▸ Set problem
Copy out the records from the line with "search-help-input[interactable]: Search Help" up to and including the line with "region-of-interest-icon[interactable]: ▣ [392, 508, 399, 516]", changing "Layer Name" to "Layer Title" and keeping everything else the same.

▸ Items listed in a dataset

########

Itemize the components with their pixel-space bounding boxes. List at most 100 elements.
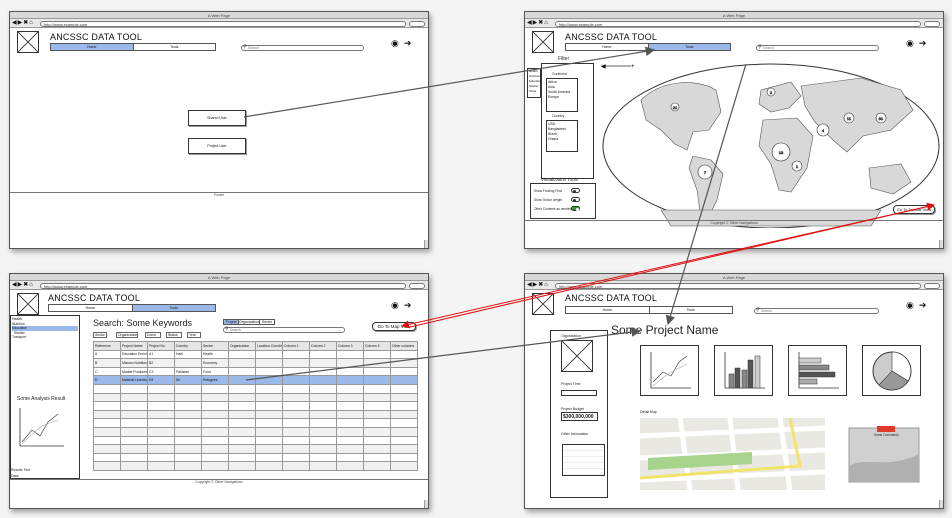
sidebar-item[interactable]: Transport [12, 335, 78, 340]
filter-year[interactable]: Year [187, 332, 201, 338]
go-to-map-view-button[interactable]: Go To Map View [372, 322, 416, 331]
filter-sector[interactable]: Sector [93, 332, 107, 338]
column-header[interactable]: Column 4 [363, 341, 391, 351]
browser-search-box[interactable] [409, 20, 425, 27]
project-time-field[interactable] [561, 390, 597, 396]
project-budget-field[interactable]: $300,000,000 [561, 412, 598, 421]
url-field[interactable]: http://www.example.com [40, 282, 406, 289]
table-cell [255, 452, 283, 463]
tab-tools[interactable]: Tools [648, 44, 730, 50]
tab-tools[interactable]: Tools [132, 305, 215, 311]
table-cell [336, 426, 364, 437]
sign-out-icon[interactable]: ➔ [404, 38, 417, 48]
tab-home[interactable]: Home [49, 305, 133, 311]
scrollbar[interactable] [939, 500, 943, 508]
table-row[interactable]: D Material Learning D4 Sri Refugees [93, 375, 418, 385]
other-info-field[interactable] [562, 444, 605, 476]
sign-out-icon[interactable]: ➔ [404, 300, 417, 310]
search-input[interactable]: Search [241, 45, 364, 51]
user-icon[interactable]: ◉ [391, 300, 404, 310]
table-row[interactable] [93, 392, 418, 403]
sector-toggle[interactable] [571, 197, 580, 202]
list-item[interactable]: Europe [548, 95, 576, 100]
line-chart-thumb[interactable] [640, 345, 699, 396]
url-field[interactable]: http://www.example.com [555, 282, 921, 289]
table-row[interactable] [93, 401, 418, 411]
table-row[interactable] [93, 383, 418, 394]
organization-logo [561, 340, 593, 372]
list-search-input[interactable]: Search [223, 327, 345, 333]
table-row[interactable]: AEducation EnrichmentA1HaitiHealth [93, 349, 418, 360]
browser-nav-icons[interactable]: ◀▶✖⌂ [527, 20, 549, 27]
sign-out-icon[interactable]: ➔ [919, 300, 932, 310]
sign-out-icon[interactable]: ➔ [919, 38, 932, 48]
filter-organization[interactable]: Organization [116, 332, 138, 338]
table-row[interactable] [93, 409, 418, 420]
column-header[interactable]: Country [174, 341, 202, 351]
detail-map-label: Detail Map [640, 410, 657, 414]
project-user-button[interactable]: Project User [188, 138, 246, 154]
column-header[interactable]: Reference [93, 341, 121, 351]
flow-toggle[interactable] [571, 188, 580, 193]
table-row[interactable] [93, 452, 418, 463]
column-header[interactable]: Column 1 [282, 341, 310, 351]
user-icon[interactable]: ◉ [391, 38, 404, 48]
column-header[interactable]: Column 3 [336, 341, 364, 351]
user-icon[interactable]: ◉ [906, 300, 919, 310]
search-input[interactable]: Search [754, 308, 879, 314]
scope-sector[interactable]: Sector [259, 320, 275, 324]
tab-tools[interactable]: Tools [649, 307, 732, 313]
column-header[interactable]: Column 2 [309, 341, 337, 351]
side-tab[interactable]: Other [529, 89, 540, 94]
tab-home[interactable]: Home [566, 44, 649, 50]
filter-status[interactable]: Status [166, 332, 182, 338]
list-item[interactable]: Ghana [548, 137, 576, 142]
scope-project[interactable]: Project [224, 320, 240, 324]
column-header[interactable]: Project No [147, 341, 175, 351]
table-row[interactable]: B Mission Nutrition B2 Economy [93, 358, 418, 368]
table-row[interactable]: C Market Production C3 Pakistan Food [93, 366, 418, 377]
table-row[interactable] [93, 461, 418, 471]
go-to-tabular-view-button[interactable]: Go To Tabular View [893, 205, 935, 214]
table-cell: Material Learning [120, 375, 148, 385]
table-row[interactable] [93, 426, 418, 437]
tab-tools[interactable]: Tools [133, 44, 215, 50]
table-cell [255, 401, 283, 411]
column-header[interactable]: Sector [201, 341, 229, 351]
column-header[interactable]: Other columns [390, 341, 418, 351]
tab-home[interactable]: Home [566, 307, 650, 313]
table-cell [255, 375, 283, 385]
world-map[interactable]: 21 2 11 4 81 13 7 1 ◀ + [601, 60, 941, 228]
shared-user-button[interactable]: Shared User [188, 110, 246, 126]
browser-nav-icons[interactable]: ◀▶✖⌂ [527, 282, 549, 289]
browser-nav-icons[interactable]: ◀▶✖⌂ [12, 282, 34, 289]
column-header[interactable]: Organization [228, 341, 256, 351]
scrollbar[interactable] [424, 240, 428, 248]
table-cell [147, 383, 175, 394]
pie-chart-thumb[interactable] [862, 345, 921, 396]
country-list[interactable]: USA Bangladesh Brazil Ghana [546, 120, 578, 152]
horizontal-bar-chart-thumb[interactable] [788, 345, 847, 396]
filter-donor[interactable]: Donor [145, 332, 161, 338]
user-icon[interactable]: ◉ [906, 38, 919, 48]
detail-map[interactable] [640, 418, 825, 490]
scrollbar[interactable] [424, 500, 428, 508]
scrollbar[interactable] [939, 240, 943, 248]
url-field[interactable]: http://www.example.com [555, 20, 921, 27]
table-row[interactable] [93, 435, 418, 446]
browser-nav-icons[interactable]: ◀▶✖⌂ [12, 20, 34, 27]
scope-organization[interactable]: Organization [239, 320, 260, 324]
search-input[interactable]: Search [756, 45, 879, 51]
column-header[interactable]: Project Name [120, 341, 148, 351]
continent-list[interactable]: Africa Asia South America Europe [546, 78, 578, 112]
browser-search-box[interactable] [924, 282, 940, 289]
table-row[interactable] [93, 444, 418, 454]
table-row[interactable] [93, 418, 418, 428]
tab-home[interactable]: Home [51, 44, 134, 50]
bar-chart-thumb[interactable] [714, 345, 773, 396]
browser-search-box[interactable] [409, 282, 425, 289]
column-header[interactable]: Location Coordinates [255, 341, 283, 351]
browser-search-box[interactable] [924, 20, 940, 27]
url-field[interactable]: http://www.example.com [40, 20, 406, 27]
other-toggle[interactable] [571, 206, 580, 211]
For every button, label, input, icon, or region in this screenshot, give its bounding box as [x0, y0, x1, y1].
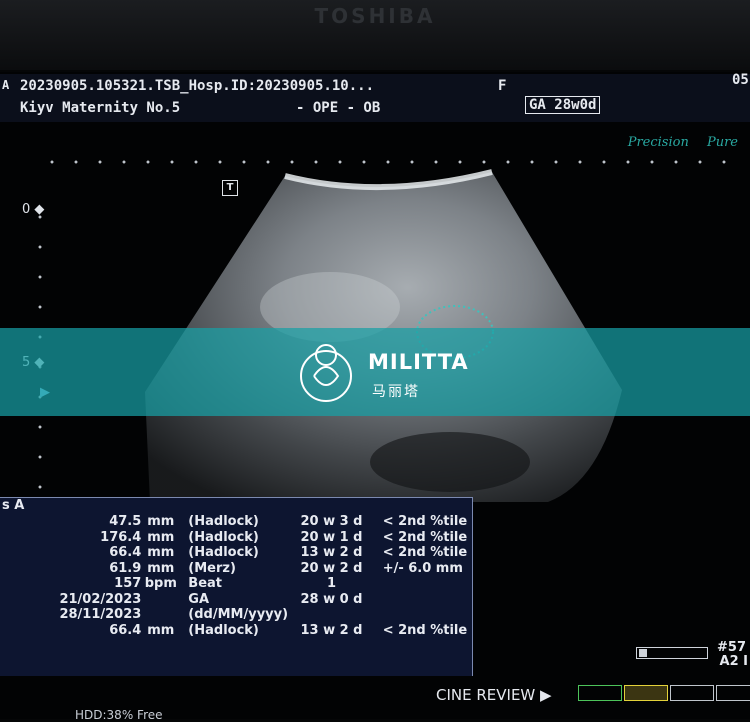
measurement-note: < 2nd %tile [382, 545, 468, 561]
measurement-unit: bpm [144, 576, 177, 592]
cine-slider[interactable] [636, 647, 708, 659]
measurement-method: (Hadlock) [188, 514, 259, 530]
measurement-value: 47.5 [109, 514, 142, 530]
measurement-method: (dd/MM/yyyy) [188, 607, 289, 623]
measurement-method: (Hadlock) [188, 529, 259, 545]
ultrasound-screen: A 20230905.105321.TSB_Hosp.ID:20230905.1… [0, 72, 750, 722]
militta-logo-icon [300, 344, 352, 402]
shadow-region [370, 432, 530, 492]
hdd-status: HDD:38% Free [75, 708, 163, 722]
orientation-marker: T [222, 180, 238, 196]
measurement-value: 157 [114, 576, 142, 592]
measurement-note [375, 592, 472, 608]
measurement-note [375, 607, 472, 623]
measurement-method: (Hadlock) [188, 545, 259, 561]
measurement-row: 21/02/2023 GA 28 w 0 d [0, 592, 472, 608]
measurement-row: 66.4 mm (Hadlock) 13 w 2 d < 2nd %tile [0, 545, 472, 561]
measurement-panel: s A 47.5 mm (Hadlock) 20 w 3 d < 2nd %tile 17… [0, 497, 473, 676]
measurement-row: 61.9 mm (Merz) 20 w 2 d +/- 6.0 mm [0, 561, 472, 577]
measurement-row: 157 bpm Beat 1 [0, 576, 472, 592]
depth-label-top: 0 ◆ [22, 202, 45, 217]
measurement-value: 66.4 [109, 622, 142, 638]
watermark-chinese: 马丽塔 [372, 384, 420, 400]
measurement-method: Beat [188, 576, 223, 592]
monitor-bezel: TOSHIBA [0, 0, 750, 70]
measurement-title: s A [2, 498, 25, 513]
measurement-age: 20 w 1 d [300, 529, 363, 545]
frame-number: #57 [717, 640, 746, 655]
measurement-unit [141, 592, 180, 608]
measurement-unit: mm [147, 514, 175, 530]
view-label: A2 I [719, 654, 748, 669]
measurement-age: 1 [326, 576, 336, 592]
measurement-value: 61.9 [109, 560, 142, 576]
cine-step-button[interactable] [670, 685, 714, 701]
measurement-note: +/- 6.0 mm [382, 560, 463, 576]
cine-end-button[interactable] [716, 685, 750, 701]
measurement-unit: mm [147, 622, 175, 638]
measurement-value: 176.4 [100, 529, 142, 545]
measurement-method: (Hadlock) [188, 622, 259, 638]
measurement-value: 66.4 [109, 545, 142, 561]
cine-review-label[interactable]: CINE REVIEW ▶ [436, 686, 552, 704]
status-bar: CINE REVIEW ▶ HDD:38% Free [0, 678, 750, 722]
measurement-row: 176.4 mm (Hadlock) 20 w 1 d < 2nd %tile [0, 530, 472, 546]
cine-slider-handle[interactable] [639, 649, 647, 657]
measurement-unit: mm [147, 529, 175, 545]
measurement-age: 28 w 0 d [300, 591, 363, 607]
measurement-value: 28/11/2023 [59, 607, 142, 623]
measurement-method: GA [188, 591, 210, 607]
measurement-note: < 2nd %tile [382, 622, 468, 638]
measurement-age: 20 w 3 d [300, 514, 363, 530]
measurement-row: 28/11/2023 (dd/MM/yyyy) [0, 607, 472, 623]
measurement-unit [141, 607, 180, 623]
measurement-unit: mm [147, 545, 175, 561]
measurement-value: 21/02/2023 [59, 591, 142, 607]
measurement-method: (Merz) [188, 560, 236, 576]
measurement-age: 20 w 2 d [300, 560, 363, 576]
measurement-age [288, 607, 374, 623]
measurement-row: 47.5 mm (Hadlock) 20 w 3 d < 2nd %tile [0, 514, 472, 530]
measurement-note [375, 576, 472, 592]
measurement-age: 13 w 2 d [300, 622, 363, 638]
cine-play-button[interactable] [578, 685, 622, 701]
measurement-row: 66.4 mm (Hadlock) 13 w 2 d < 2nd %tile [0, 623, 472, 639]
monitor-brand: TOSHIBA [314, 4, 436, 28]
cine-loop-button[interactable] [624, 685, 668, 701]
measurement-note: < 2nd %tile [382, 514, 468, 530]
measurement-table: 47.5 mm (Hadlock) 20 w 3 d < 2nd %tile 176.4 m… [0, 514, 472, 638]
measurement-age: 13 w 2 d [300, 545, 363, 561]
measurement-unit: mm [147, 560, 175, 576]
watermark-name: MILITTA [368, 350, 469, 374]
measurement-note: < 2nd %tile [382, 529, 468, 545]
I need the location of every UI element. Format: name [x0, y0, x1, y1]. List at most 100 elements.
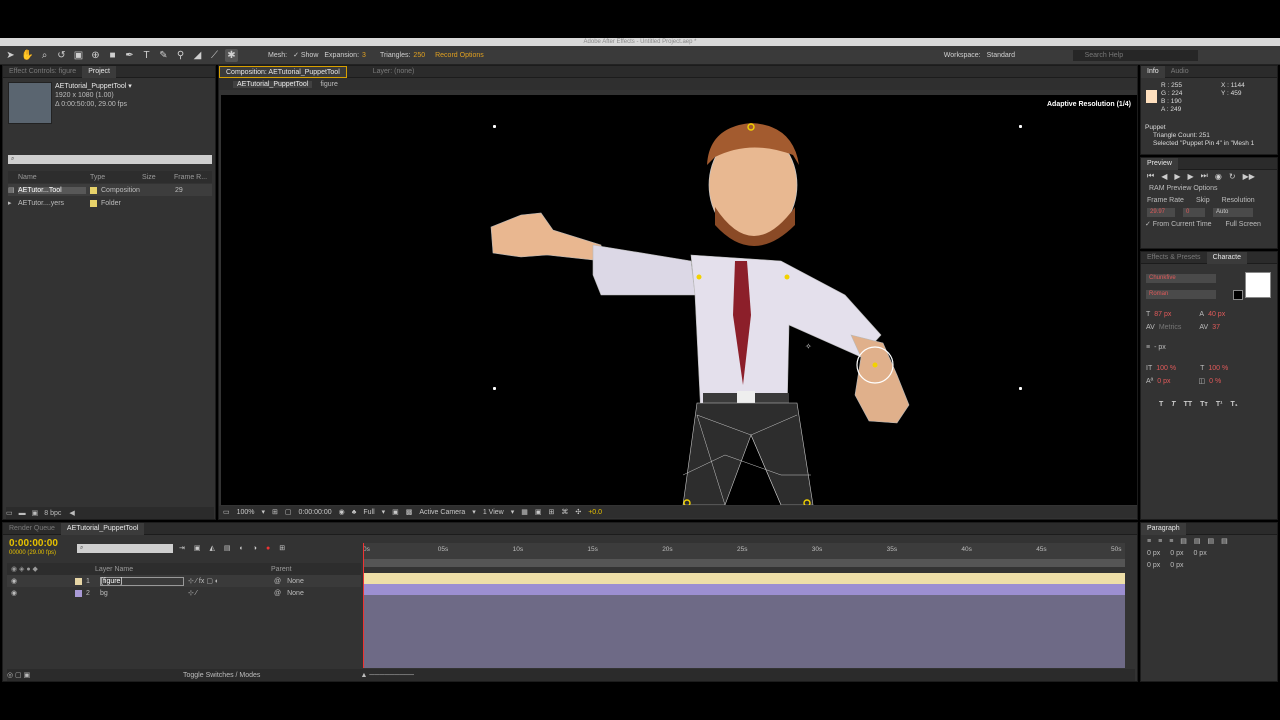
search-help-input[interactable]: Search Help [1072, 49, 1198, 61]
timeline-icon[interactable]: ⊞ [548, 508, 554, 516]
layer-switches-toggle-icon[interactable]: ◎ ▢ ▣ [7, 671, 183, 679]
tab-layer[interactable]: Layer: (none) [367, 68, 421, 75]
col-layer-name[interactable]: Layer Name [95, 566, 271, 573]
transparency-grid-icon[interactable]: ▩ [406, 508, 413, 516]
col-parent[interactable]: Parent [271, 566, 292, 573]
region-of-interest-icon[interactable]: ▣ [392, 508, 399, 516]
skip-select[interactable]: 0 [1183, 207, 1205, 217]
vertical-scale-value[interactable]: 100 % [1156, 365, 1176, 372]
work-area-bar[interactable] [363, 559, 1125, 567]
selection-tool-icon[interactable]: ➤ [4, 49, 17, 62]
motion-blur-icon[interactable]: ◐ [240, 545, 244, 552]
ram-preview-icon[interactable]: ▶▶ [1243, 172, 1255, 181]
tab-effects-presets[interactable]: Effects & Presets [1141, 254, 1207, 261]
all-caps-button[interactable]: TT [1184, 401, 1193, 408]
item-name[interactable]: AETutorial_PuppetTool ▾ [55, 82, 132, 91]
align-center-icon[interactable]: ≡ [1158, 538, 1162, 545]
toggle-switches-modes[interactable]: Toggle Switches / Modes [183, 672, 260, 679]
label-color-swatch[interactable] [90, 199, 97, 207]
record-options-link[interactable]: Record Options [435, 52, 484, 59]
interpret-footage-icon[interactable]: ▭ [6, 509, 13, 517]
current-time-indicator[interactable] [363, 543, 364, 668]
fill-color-swatch[interactable] [1245, 272, 1271, 298]
justify-center-icon[interactable]: ▤ [1194, 537, 1201, 545]
graph-editor-icon[interactable]: ◑ [253, 545, 257, 552]
tab-effect-controls[interactable]: Effect Controls: figure [3, 68, 82, 75]
show-mesh-checkbox[interactable]: ✓ Show [293, 51, 318, 59]
bg-layer-bar[interactable] [363, 584, 1125, 595]
puppet-pin-tool-icon[interactable]: ✱ [225, 48, 238, 62]
loop-icon[interactable]: ↻ [1229, 172, 1236, 181]
font-style-select[interactable]: Roman [1146, 290, 1216, 299]
snapshot-icon[interactable]: ◉ [339, 508, 345, 516]
trash-icon[interactable]: ◀ [69, 509, 74, 517]
tab-info[interactable]: Info [1141, 65, 1165, 78]
last-frame-icon[interactable]: ⏭ [1201, 171, 1208, 181]
pickwhip-icon[interactable]: @ [274, 590, 281, 597]
layer-name[interactable]: bg [100, 590, 184, 597]
kerning-value[interactable]: Metrics [1159, 324, 1182, 331]
tab-project[interactable]: Project [82, 65, 116, 78]
stroke-width-value[interactable]: - px [1154, 344, 1166, 351]
exposure-icon[interactable]: ✣ [575, 508, 581, 516]
layer-switches[interactable]: ⊹ ⁄ fx ▢ ◐ [184, 577, 274, 585]
eraser-tool-icon[interactable]: ◢ [191, 49, 204, 62]
align-right-icon[interactable]: ≡ [1169, 538, 1173, 545]
live-update-icon[interactable]: ⊞ [279, 544, 285, 552]
breadcrumb-comp[interactable]: AETutorial_PuppetTool [233, 80, 313, 88]
font-size-value[interactable]: 87 px [1154, 311, 1171, 318]
prev-frame-icon[interactable]: ◀ [1161, 172, 1167, 181]
grid-icon[interactable]: ⊞ [272, 508, 278, 516]
tab-composition[interactable]: Composition: AETutorial_PuppetTool [219, 65, 347, 78]
col-size[interactable]: Size [142, 174, 174, 181]
label-color-swatch[interactable] [90, 186, 97, 194]
list-item[interactable]: ▤ AETutor...Tool Composition 29 [8, 184, 212, 196]
layer-switches[interactable]: ⊹ ⁄ [184, 589, 274, 597]
project-search-input[interactable]: ⌕ [8, 155, 212, 164]
figure-layer-bar[interactable] [363, 573, 1125, 584]
chevron-down-icon[interactable]: ▾ [511, 508, 515, 516]
layer-name[interactable]: [figure] [100, 576, 184, 586]
from-current-time-checkbox[interactable]: ✓ From Current Time [1145, 220, 1212, 228]
table-row[interactable]: ◉ 2 bg ⊹ ⁄ @ None [7, 587, 361, 599]
horizontal-scale-value[interactable]: 100 % [1208, 365, 1228, 372]
new-folder-icon[interactable]: ▬ [19, 510, 26, 517]
rectangle-tool-icon[interactable]: ■ [106, 49, 119, 62]
resolution-select[interactable]: Full [363, 509, 374, 516]
tracking-value[interactable]: 37 [1212, 324, 1220, 331]
expansion-value[interactable]: 3 [362, 52, 366, 59]
play-icon[interactable]: ▶ [1174, 172, 1180, 181]
new-comp-icon[interactable]: ▣ [32, 509, 39, 517]
faux-bold-button[interactable]: T [1159, 401, 1163, 408]
toggle-pixel-aspect-icon[interactable]: ▦ [521, 508, 528, 516]
camera-view-select[interactable]: Active Camera [419, 509, 465, 516]
justify-all-icon[interactable]: ▤ [1221, 537, 1228, 545]
col-name[interactable]: Name [8, 174, 90, 181]
tab-audio[interactable]: Audio [1165, 68, 1195, 75]
comp-mini-flowchart-icon[interactable]: ⇥ [179, 544, 185, 552]
parent-select[interactable]: None [281, 578, 304, 585]
bpc-toggle[interactable]: 8 bpc [44, 510, 61, 517]
parent-select[interactable]: None [281, 590, 304, 597]
workspace-select[interactable]: Standard [987, 52, 1067, 59]
hand-tool-icon[interactable]: ✋ [21, 49, 34, 62]
col-frame-rate[interactable]: Frame R... [174, 174, 207, 181]
align-left-icon[interactable]: ≡ [1147, 538, 1151, 545]
frame-blending-icon[interactable]: ▤ [224, 544, 231, 552]
font-family-select[interactable]: Chunkfive [1146, 274, 1216, 283]
indent-left-value[interactable]: 0 px [1147, 550, 1160, 557]
zoom-tool-icon[interactable]: ⌕ [38, 49, 51, 62]
puppet-figure-artwork[interactable]: ✧ [221, 95, 1137, 505]
ram-preview-options[interactable]: RAM Preview Options [1141, 182, 1277, 194]
timeline-empty-area[interactable] [363, 595, 1125, 668]
list-item[interactable]: ▸ AETutor....yers Folder [8, 197, 212, 209]
space-after-value[interactable]: 0 px [1170, 562, 1183, 569]
pen-tool-icon[interactable]: ✒ [123, 49, 136, 62]
table-row[interactable]: ◉ 1 [figure] ⊹ ⁄ fx ▢ ◐ @ None [7, 575, 361, 587]
comp-viewer[interactable]: Adaptive Resolution (1/4) ✧ [221, 95, 1137, 505]
indent-right-value[interactable]: 0 px [1170, 550, 1183, 557]
type-tool-icon[interactable]: T [140, 49, 153, 62]
time-ruler[interactable]: 0s 05s 10s 15s 20s 25s 30s 35s 40s 45s 50s [363, 543, 1125, 559]
visibility-icon[interactable]: ◉ [7, 577, 71, 585]
shy-icon[interactable]: ◭ [210, 544, 215, 552]
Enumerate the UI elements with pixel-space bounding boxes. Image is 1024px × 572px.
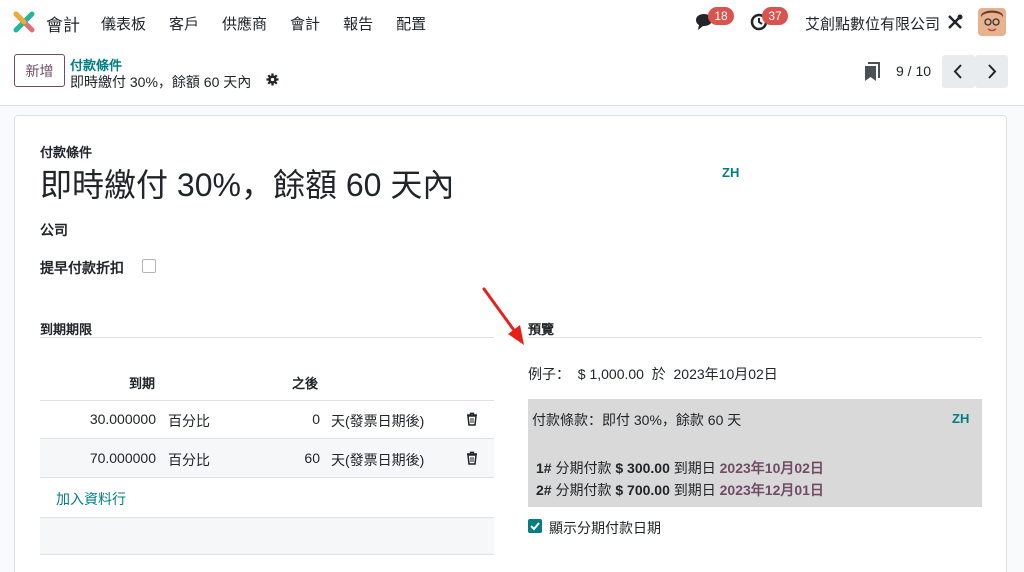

########

▸ Solution to this problem
search-help-input[interactable]: Search Help [1072, 49, 1198, 61]
timeline-icon[interactable]: ⊞ [548, 508, 554, 516]
layer-switches-toggle-icon[interactable]: ◎ ▢ ▣ [7, 671, 183, 679]
tab-layer[interactable]: Layer: (none) [367, 68, 421, 75]
col-layer-name[interactable]: Layer Title [95, 566, 271, 573]
transparency-grid-icon[interactable]: ▩ [406, 508, 413, 516]
col-parent[interactable]: Parent [271, 566, 292, 573]
region-of-interest-icon[interactable]: ▣ [392, 508, 399, 516]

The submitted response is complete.